[Data entries for graphics]
########

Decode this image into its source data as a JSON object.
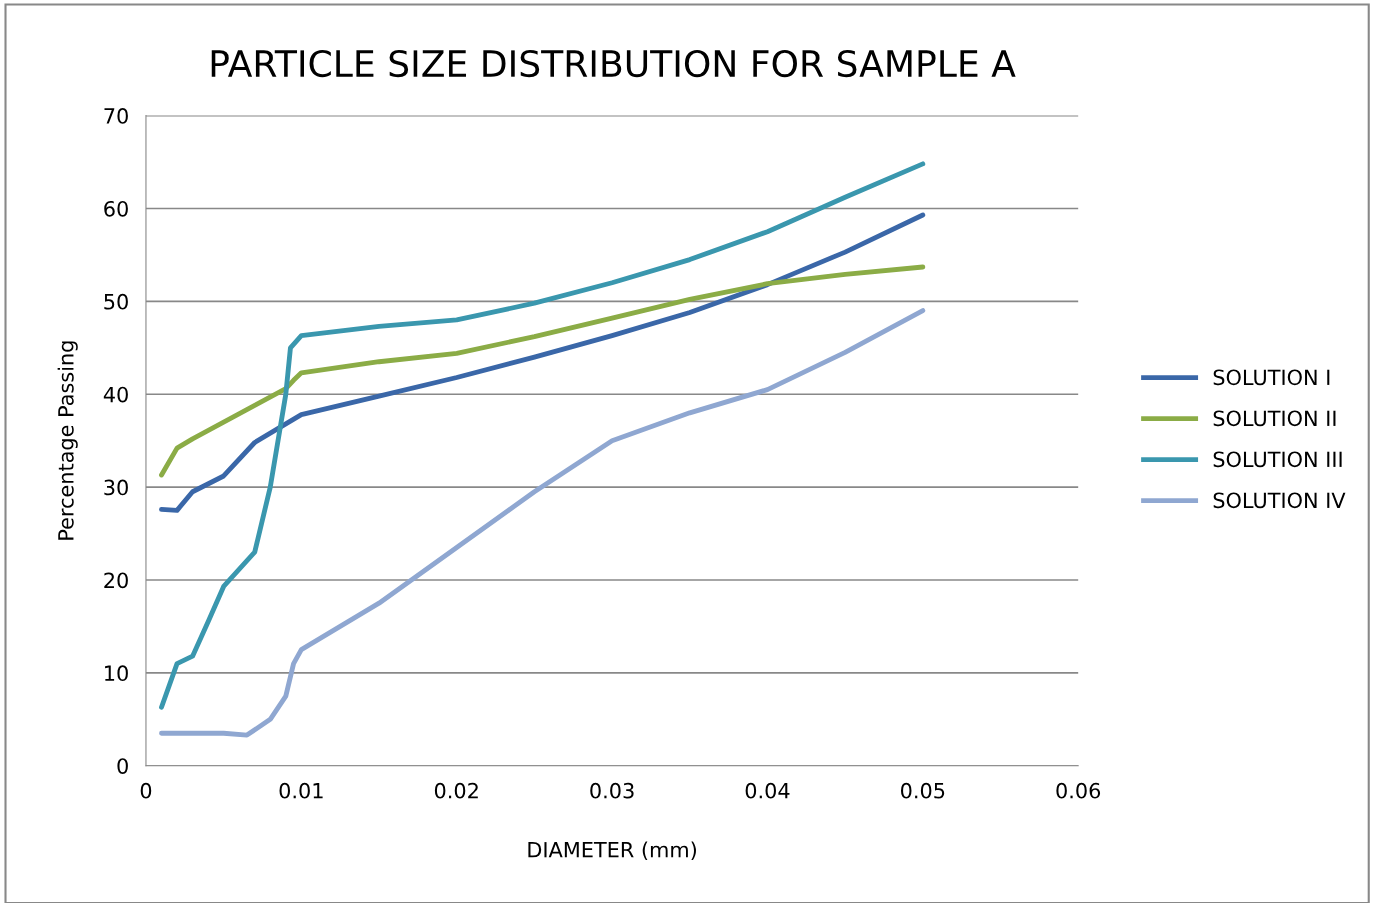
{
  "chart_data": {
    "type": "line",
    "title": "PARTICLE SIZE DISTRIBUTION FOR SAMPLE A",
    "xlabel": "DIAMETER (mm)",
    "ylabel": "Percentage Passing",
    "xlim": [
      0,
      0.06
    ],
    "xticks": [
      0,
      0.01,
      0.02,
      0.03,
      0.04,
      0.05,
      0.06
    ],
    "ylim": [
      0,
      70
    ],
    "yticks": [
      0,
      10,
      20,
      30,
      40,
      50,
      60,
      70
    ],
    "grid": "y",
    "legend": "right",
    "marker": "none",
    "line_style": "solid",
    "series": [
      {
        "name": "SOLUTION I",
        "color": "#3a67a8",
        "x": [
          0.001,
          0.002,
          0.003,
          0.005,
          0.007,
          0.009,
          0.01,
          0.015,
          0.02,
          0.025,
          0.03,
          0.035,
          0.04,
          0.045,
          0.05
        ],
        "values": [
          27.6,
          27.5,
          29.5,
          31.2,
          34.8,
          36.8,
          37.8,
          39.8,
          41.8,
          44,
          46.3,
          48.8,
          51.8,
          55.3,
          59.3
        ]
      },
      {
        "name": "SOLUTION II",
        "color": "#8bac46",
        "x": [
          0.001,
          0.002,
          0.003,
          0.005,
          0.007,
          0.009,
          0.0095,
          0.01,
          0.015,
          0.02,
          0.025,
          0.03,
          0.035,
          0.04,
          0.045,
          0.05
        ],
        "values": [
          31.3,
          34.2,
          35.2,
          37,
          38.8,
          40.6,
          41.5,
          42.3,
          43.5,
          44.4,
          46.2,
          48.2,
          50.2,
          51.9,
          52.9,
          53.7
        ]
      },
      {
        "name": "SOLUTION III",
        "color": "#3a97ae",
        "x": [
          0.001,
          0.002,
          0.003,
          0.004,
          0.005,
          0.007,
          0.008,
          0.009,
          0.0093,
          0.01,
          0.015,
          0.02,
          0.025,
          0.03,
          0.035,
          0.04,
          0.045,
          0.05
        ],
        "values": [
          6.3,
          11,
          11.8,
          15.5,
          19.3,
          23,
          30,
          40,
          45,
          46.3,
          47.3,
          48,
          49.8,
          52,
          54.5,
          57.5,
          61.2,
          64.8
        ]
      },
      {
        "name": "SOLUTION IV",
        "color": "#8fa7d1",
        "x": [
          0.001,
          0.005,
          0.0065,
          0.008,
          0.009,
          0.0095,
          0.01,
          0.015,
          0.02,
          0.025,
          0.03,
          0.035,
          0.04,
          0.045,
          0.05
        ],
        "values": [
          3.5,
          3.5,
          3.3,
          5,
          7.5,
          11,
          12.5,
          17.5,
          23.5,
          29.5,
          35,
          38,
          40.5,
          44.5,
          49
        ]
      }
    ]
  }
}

########

▶ **STATED PROBLEM**:
Repeat the data exactly, without the pictures.

▶ **SOLUTION FOR THIS PROBLEM**:
Decode this image into its source data as a JSON object.
{
  "chart_data": {
    "type": "line",
    "title": "PARTICLE SIZE DISTRIBUTION FOR SAMPLE A",
    "xlabel": "DIAMETER (mm)",
    "ylabel": "Percentage Passing",
    "xlim": [
      0,
      0.06
    ],
    "xticks": [
      0,
      0.01,
      0.02,
      0.03,
      0.04,
      0.05,
      0.06
    ],
    "ylim": [
      0,
      70
    ],
    "yticks": [
      0,
      10,
      20,
      30,
      40,
      50,
      60,
      70
    ],
    "grid": "y",
    "legend": "right",
    "marker": "none",
    "line_style": "solid",
    "series": [
      {
        "name": "SOLUTION I",
        "color": "#3a67a8",
        "x": [
          0.001,
          0.002,
          0.003,
          0.005,
          0.007,
          0.009,
          0.01,
          0.015,
          0.02,
          0.025,
          0.03,
          0.035,
          0.04,
          0.045,
          0.05
        ],
        "values": [
          27.6,
          27.5,
          29.5,
          31.2,
          34.8,
          36.8,
          37.8,
          39.8,
          41.8,
          44,
          46.3,
          48.8,
          51.8,
          55.3,
          59.3
        ]
      },
      {
        "name": "SOLUTION II",
        "color": "#8bac46",
        "x": [
          0.001,
          0.002,
          0.003,
          0.005,
          0.007,
          0.009,
          0.0095,
          0.01,
          0.015,
          0.02,
          0.025,
          0.03,
          0.035,
          0.04,
          0.045,
          0.05
        ],
        "values": [
          31.3,
          34.2,
          35.2,
          37,
          38.8,
          40.6,
          41.5,
          42.3,
          43.5,
          44.4,
          46.2,
          48.2,
          50.2,
          51.9,
          52.9,
          53.7
        ]
      },
      {
        "name": "SOLUTION III",
        "color": "#3a97ae",
        "x": [
          0.001,
          0.002,
          0.003,
          0.004,
          0.005,
          0.007,
          0.008,
          0.009,
          0.0093,
          0.01,
          0.015,
          0.02,
          0.025,
          0.03,
          0.035,
          0.04,
          0.045,
          0.05
        ],
        "values": [
          6.3,
          11,
          11.8,
          15.5,
          19.3,
          23,
          30,
          40,
          45,
          46.3,
          47.3,
          48,
          49.8,
          52,
          54.5,
          57.5,
          61.2,
          64.8
        ]
      },
      {
        "name": "SOLUTION IV",
        "color": "#8fa7d1",
        "x": [
          0.001,
          0.005,
          0.0065,
          0.008,
          0.009,
          0.0095,
          0.01,
          0.015,
          0.02,
          0.025,
          0.03,
          0.035,
          0.04,
          0.045,
          0.05
        ],
        "values": [
          3.5,
          3.5,
          3.3,
          5,
          7.5,
          11,
          12.5,
          17.5,
          23.5,
          29.5,
          35,
          38,
          40.5,
          44.5,
          49
        ]
      }
    ]
  }
}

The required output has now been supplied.